**Source data**:
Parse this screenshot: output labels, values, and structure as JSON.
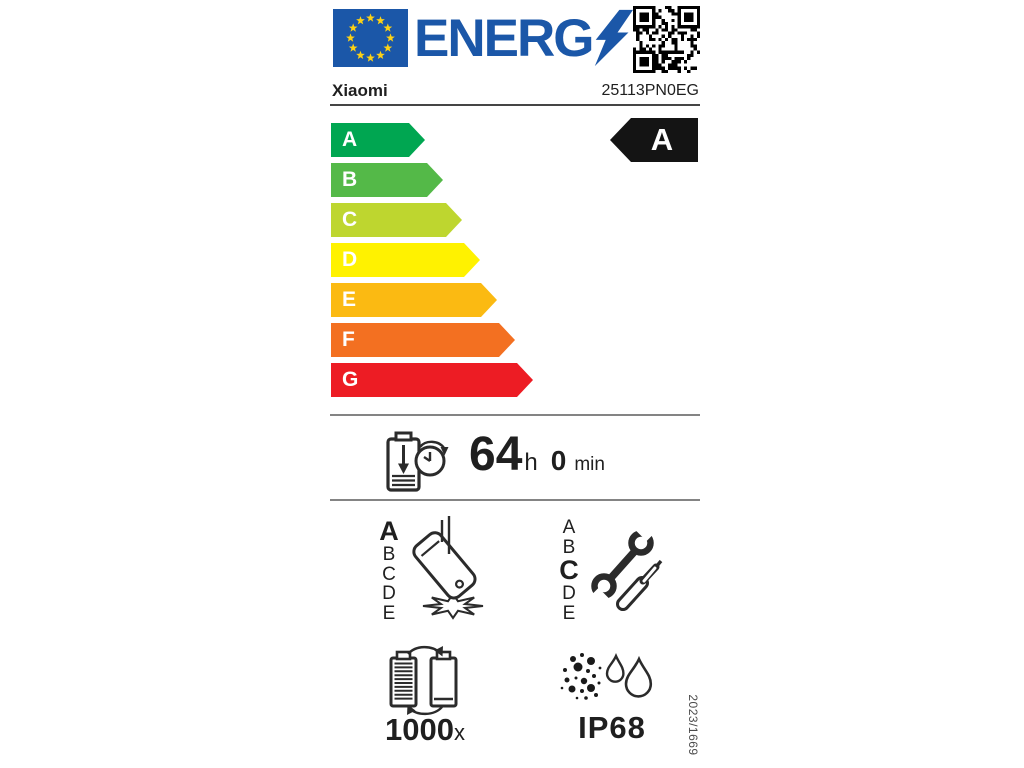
{
  "header": {
    "logo_text": "ENERG",
    "brand": "Xiaomi",
    "model": "25113PN0EG"
  },
  "energy_scale": {
    "grades": [
      {
        "grade": "A",
        "color": "#00a651"
      },
      {
        "grade": "B",
        "color": "#54b948"
      },
      {
        "grade": "C",
        "color": "#bed62f"
      },
      {
        "grade": "D",
        "color": "#fff200"
      },
      {
        "grade": "E",
        "color": "#fbba12"
      },
      {
        "grade": "F",
        "color": "#f37021"
      },
      {
        "grade": "G",
        "color": "#ed1c24"
      }
    ],
    "selected_grade": "A",
    "indicator_color": "#141414"
  },
  "battery_endurance": {
    "hours": "64",
    "hours_unit": "h",
    "minutes": "0",
    "minutes_unit": "min"
  },
  "drop_reliability": {
    "classes": [
      "A",
      "B",
      "C",
      "D",
      "E"
    ],
    "selected": "A"
  },
  "repairability": {
    "classes": [
      "A",
      "B",
      "C",
      "D",
      "E"
    ],
    "selected": "C"
  },
  "battery_cycles": {
    "value": "1000",
    "unit": "x"
  },
  "ingress_protection": {
    "rating": "IP68"
  },
  "regulation": "2023/1669",
  "colors": {
    "eu_blue": "#1b57a8",
    "star_yellow": "#fcd116"
  }
}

**Task instructions**:
Without the pictures, repeat the listing above exactly.

**Answer for the task**:
Parse this screenshot: output labels, values, and structure as JSON.
{
  "header": {
    "logo_text": "ENERG",
    "brand": "Xiaomi",
    "model": "25113PN0EG"
  },
  "energy_scale": {
    "grades": [
      {
        "grade": "A",
        "color": "#00a651"
      },
      {
        "grade": "B",
        "color": "#54b948"
      },
      {
        "grade": "C",
        "color": "#bed62f"
      },
      {
        "grade": "D",
        "color": "#fff200"
      },
      {
        "grade": "E",
        "color": "#fbba12"
      },
      {
        "grade": "F",
        "color": "#f37021"
      },
      {
        "grade": "G",
        "color": "#ed1c24"
      }
    ],
    "selected_grade": "A",
    "indicator_color": "#141414"
  },
  "battery_endurance": {
    "hours": "64",
    "hours_unit": "h",
    "minutes": "0",
    "minutes_unit": "min"
  },
  "drop_reliability": {
    "classes": [
      "A",
      "B",
      "C",
      "D",
      "E"
    ],
    "selected": "A"
  },
  "repairability": {
    "classes": [
      "A",
      "B",
      "C",
      "D",
      "E"
    ],
    "selected": "C"
  },
  "battery_cycles": {
    "value": "1000",
    "unit": "x"
  },
  "ingress_protection": {
    "rating": "IP68"
  },
  "regulation": "2023/1669",
  "colors": {
    "eu_blue": "#1b57a8",
    "star_yellow": "#fcd116"
  }
}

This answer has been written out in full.